====== Text under study ======
FYI, "A broken vase is forever a broken vase" even fixing all the parts together .. Nothing can change the fact that the once flawless vase is broken .. Not every marriage is worth saving .. Even after patching up there's this thing called "Metal barrier" which not all can overcome it. I can't, can u?
-
-
-
Originally posted by wirdan21:
let me make this clear.i did not have sex wit that guy.
That both of u did in the hotel?, doing things that is not suppose to do??? intimacy??Auntie, be strong ya, never let guy or husband bully us, hit them back hard by exposing them to their parents or friends, nevermind the face value, you stand tall and upright, if u no wrong, there can never be self guilty. Only married one year and thing go heywired, i think you made a damn big mistake in love, next time, check it out before marrying ya.
But some peoples like marrying, it like a hobby, a party to them, with new honeymoon and all look new.
-
-
-
It takes plenty of strength n courage to face the fact that the other half cheated on you...
I was cheated on too.. I mean who can we blame? Maybe the love is dead? Lust is not really tat strong anymore? I'm also trying to pick up the pieces by myself..
Although he was at fault, he dun seems tat he wan to show tat he is sorry about it. I feel somehow, he is still in the playboy stage..
I dunno how can i change him... I change myself in order to be on par with him.
In this rs, I seem to be the one who loves him more... sometimes i feel tat he is still together with me out of resposiblities... the love btw us seems to be shattered since the time he chose to touch another woman. I'm torn by the facts tat he could do this sort of thing to me...
I'm silly... i forgive him... but i will never be able to forget wat happened...
When a marriage becomes a cage, both party wan to grow wings n fly away, I guess it's time to leave this marriage n start all over with a new person.
Forgive yourself b4 u can forgive other ppl...time can ease the painful footsteps u once took tat hurt another person whom u loved......
-
-
-
TS as you can see, no matter how much you would like to say to convince "us" that there was no intercourse during your brief encounter in the hotel with your friend, there is still a tinge of disbelief in the air.
I must remind you that there are somethings better left unsaid than said, and undone better than done. I think you should understand what my point is here. Right now, I think you are feeling confuse and let down which is natural. However, I would like to remind you that the both of you will need to work things out if you all would still want this marriage.
====== Information provided ======
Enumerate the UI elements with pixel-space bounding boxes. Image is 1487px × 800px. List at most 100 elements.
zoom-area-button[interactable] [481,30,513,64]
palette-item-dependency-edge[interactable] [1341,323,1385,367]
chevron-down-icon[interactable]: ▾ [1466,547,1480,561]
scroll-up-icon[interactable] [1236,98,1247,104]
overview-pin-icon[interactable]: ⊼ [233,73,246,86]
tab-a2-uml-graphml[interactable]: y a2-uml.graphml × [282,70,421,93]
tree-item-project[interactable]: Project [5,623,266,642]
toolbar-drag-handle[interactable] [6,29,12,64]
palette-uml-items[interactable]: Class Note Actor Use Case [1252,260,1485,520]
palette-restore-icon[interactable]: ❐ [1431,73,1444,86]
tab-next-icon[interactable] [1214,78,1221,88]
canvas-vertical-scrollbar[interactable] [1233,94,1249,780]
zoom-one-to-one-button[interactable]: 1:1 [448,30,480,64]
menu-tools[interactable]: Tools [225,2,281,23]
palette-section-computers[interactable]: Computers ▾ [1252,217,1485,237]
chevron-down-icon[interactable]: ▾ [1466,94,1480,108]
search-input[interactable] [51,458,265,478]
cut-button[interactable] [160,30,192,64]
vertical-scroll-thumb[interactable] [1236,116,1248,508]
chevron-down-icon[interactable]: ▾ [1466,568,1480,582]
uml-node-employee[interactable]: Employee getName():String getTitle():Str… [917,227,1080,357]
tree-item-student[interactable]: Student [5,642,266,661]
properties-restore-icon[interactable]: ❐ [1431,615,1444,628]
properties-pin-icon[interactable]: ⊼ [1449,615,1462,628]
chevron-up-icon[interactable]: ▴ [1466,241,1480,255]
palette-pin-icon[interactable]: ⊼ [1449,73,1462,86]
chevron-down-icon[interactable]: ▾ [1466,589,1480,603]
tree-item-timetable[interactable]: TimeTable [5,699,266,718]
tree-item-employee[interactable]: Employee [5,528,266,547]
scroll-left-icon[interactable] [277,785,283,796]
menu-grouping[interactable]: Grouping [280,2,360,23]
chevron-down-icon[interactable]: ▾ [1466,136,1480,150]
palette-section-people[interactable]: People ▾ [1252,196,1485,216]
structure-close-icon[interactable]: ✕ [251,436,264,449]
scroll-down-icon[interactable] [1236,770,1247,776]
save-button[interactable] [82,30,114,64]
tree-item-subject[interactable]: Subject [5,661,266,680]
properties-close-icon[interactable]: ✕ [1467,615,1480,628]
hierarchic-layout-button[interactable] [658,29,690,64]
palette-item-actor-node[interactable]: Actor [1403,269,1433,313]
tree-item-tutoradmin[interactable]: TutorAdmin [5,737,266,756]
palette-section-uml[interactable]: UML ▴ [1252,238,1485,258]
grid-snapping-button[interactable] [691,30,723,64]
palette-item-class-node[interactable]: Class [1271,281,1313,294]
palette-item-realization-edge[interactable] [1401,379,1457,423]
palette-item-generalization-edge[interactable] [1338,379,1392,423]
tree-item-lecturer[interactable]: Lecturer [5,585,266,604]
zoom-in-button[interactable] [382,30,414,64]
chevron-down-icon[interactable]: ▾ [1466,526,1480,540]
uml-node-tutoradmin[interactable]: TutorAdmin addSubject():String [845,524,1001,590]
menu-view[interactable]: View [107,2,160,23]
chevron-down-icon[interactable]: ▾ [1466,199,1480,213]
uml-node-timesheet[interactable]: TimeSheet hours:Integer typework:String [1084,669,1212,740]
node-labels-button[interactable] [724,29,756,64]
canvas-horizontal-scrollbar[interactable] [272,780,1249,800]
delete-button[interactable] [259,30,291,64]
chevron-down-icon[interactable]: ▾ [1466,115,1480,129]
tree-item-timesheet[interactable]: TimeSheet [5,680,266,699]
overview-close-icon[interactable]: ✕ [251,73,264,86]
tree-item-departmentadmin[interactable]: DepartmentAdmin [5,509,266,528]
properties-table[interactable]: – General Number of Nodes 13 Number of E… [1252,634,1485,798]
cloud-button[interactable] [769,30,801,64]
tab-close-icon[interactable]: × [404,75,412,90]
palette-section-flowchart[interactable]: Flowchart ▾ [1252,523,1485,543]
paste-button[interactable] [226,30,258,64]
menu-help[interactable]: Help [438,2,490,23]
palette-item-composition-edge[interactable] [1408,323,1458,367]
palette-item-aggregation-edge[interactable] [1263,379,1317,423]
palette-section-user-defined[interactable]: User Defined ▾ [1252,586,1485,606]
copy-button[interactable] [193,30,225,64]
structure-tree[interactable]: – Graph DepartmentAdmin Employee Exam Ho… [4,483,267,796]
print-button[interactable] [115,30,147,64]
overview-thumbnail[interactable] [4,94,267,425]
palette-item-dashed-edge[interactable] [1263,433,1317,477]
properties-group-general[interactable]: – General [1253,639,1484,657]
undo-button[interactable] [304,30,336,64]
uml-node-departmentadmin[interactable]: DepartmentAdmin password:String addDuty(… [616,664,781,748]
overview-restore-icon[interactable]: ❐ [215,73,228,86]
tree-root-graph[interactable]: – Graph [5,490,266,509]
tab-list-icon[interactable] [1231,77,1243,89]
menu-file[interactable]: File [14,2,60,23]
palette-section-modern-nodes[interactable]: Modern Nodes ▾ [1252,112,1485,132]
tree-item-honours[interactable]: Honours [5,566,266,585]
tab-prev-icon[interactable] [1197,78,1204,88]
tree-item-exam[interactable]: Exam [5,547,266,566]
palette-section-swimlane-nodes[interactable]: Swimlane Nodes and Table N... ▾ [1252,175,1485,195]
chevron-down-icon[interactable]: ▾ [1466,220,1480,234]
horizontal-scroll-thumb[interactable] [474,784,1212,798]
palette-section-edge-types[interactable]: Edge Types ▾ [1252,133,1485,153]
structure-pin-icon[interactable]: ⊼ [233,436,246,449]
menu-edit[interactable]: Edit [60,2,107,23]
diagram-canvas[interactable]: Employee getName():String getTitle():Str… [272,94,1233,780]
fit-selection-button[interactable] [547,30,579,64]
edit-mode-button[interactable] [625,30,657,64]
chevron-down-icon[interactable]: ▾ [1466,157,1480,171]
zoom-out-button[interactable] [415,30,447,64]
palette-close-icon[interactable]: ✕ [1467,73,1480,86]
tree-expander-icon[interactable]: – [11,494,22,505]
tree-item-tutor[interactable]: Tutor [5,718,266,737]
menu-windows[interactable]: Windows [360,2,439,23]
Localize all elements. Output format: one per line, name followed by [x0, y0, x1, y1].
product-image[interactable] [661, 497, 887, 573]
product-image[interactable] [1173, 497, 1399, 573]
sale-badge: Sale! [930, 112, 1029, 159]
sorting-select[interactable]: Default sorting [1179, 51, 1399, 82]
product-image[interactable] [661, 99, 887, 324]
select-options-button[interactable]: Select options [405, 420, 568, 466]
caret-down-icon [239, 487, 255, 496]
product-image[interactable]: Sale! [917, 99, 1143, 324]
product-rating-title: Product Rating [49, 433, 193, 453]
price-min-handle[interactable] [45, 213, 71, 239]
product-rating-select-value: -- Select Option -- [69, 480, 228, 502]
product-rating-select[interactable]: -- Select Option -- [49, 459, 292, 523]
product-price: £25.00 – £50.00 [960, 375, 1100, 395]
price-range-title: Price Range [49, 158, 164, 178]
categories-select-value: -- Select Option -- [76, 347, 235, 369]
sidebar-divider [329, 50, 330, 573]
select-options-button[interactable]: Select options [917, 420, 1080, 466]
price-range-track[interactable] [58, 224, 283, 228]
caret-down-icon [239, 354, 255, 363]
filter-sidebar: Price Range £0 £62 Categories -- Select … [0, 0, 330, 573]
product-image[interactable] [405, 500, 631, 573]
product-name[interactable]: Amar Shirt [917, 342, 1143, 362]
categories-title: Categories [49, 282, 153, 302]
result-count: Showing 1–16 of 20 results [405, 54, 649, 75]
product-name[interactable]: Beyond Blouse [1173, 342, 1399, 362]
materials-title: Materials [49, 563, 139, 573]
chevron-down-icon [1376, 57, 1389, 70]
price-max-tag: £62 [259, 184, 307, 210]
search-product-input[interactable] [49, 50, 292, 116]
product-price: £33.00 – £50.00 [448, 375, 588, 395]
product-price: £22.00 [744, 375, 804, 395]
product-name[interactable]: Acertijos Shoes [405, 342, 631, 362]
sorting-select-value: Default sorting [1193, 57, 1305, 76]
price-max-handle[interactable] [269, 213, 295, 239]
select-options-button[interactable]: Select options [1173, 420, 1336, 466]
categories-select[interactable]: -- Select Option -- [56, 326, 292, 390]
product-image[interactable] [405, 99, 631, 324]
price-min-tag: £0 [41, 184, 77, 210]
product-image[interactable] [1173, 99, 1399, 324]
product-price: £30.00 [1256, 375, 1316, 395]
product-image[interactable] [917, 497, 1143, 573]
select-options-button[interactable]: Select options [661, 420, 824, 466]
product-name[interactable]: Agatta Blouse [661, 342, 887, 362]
======
Aim of the exercise = Pick up the forum thread about infidelity in marriage after its last post and continue it.

Reply =
In the 1st place, you mentioned that he has cheated on you before, are you sure that he is still cheating? Sometimes, when someone tells you of their past especially your husband here, many a times it means that he wants to come clean before you and is telling you that he treasures you. He does not want you to misunderstand when you happen to see him with his girl colleagues and/or clients. You cannot just bring on the past on him and I do not think that is fair and has any good for your marriage.
2ndly never find a person of the opposite sex to pour out your sorrows and woes. No sane counsellor will do that too. Don't you have close g/fs of your own where you can relate well and talk to? Besides, it will do you some good to go to your own home with your parents for a weekend to relax and gather yourself. And the last thing will be to check into a hotel room? Sg is so small...just how and what are you going to say when you are seen?Again, I know there is nothing going on but......who is going to believe you? On what basis?
I think in all r/s one must always give and take. Always able to forgive and always able to see things from a different perspective.

-
-
-
How old r u ? 21?
U need someone to talk to , n yes not a guy.
U need to cool down, n yes not in hotel room.
Well, talk to yr hubby and make thing clear to him that u r not happy at all. Speak yr mind and clear all yr doubt with him rather to find a guy to release yr stress.
Taking short cut and not facing the problem is not the way. Family problem still need face to face to solve it.
The worst thing in life is to be regret, regret u did the wrong thing, regret u didn’t try yr best, regret taking short cut.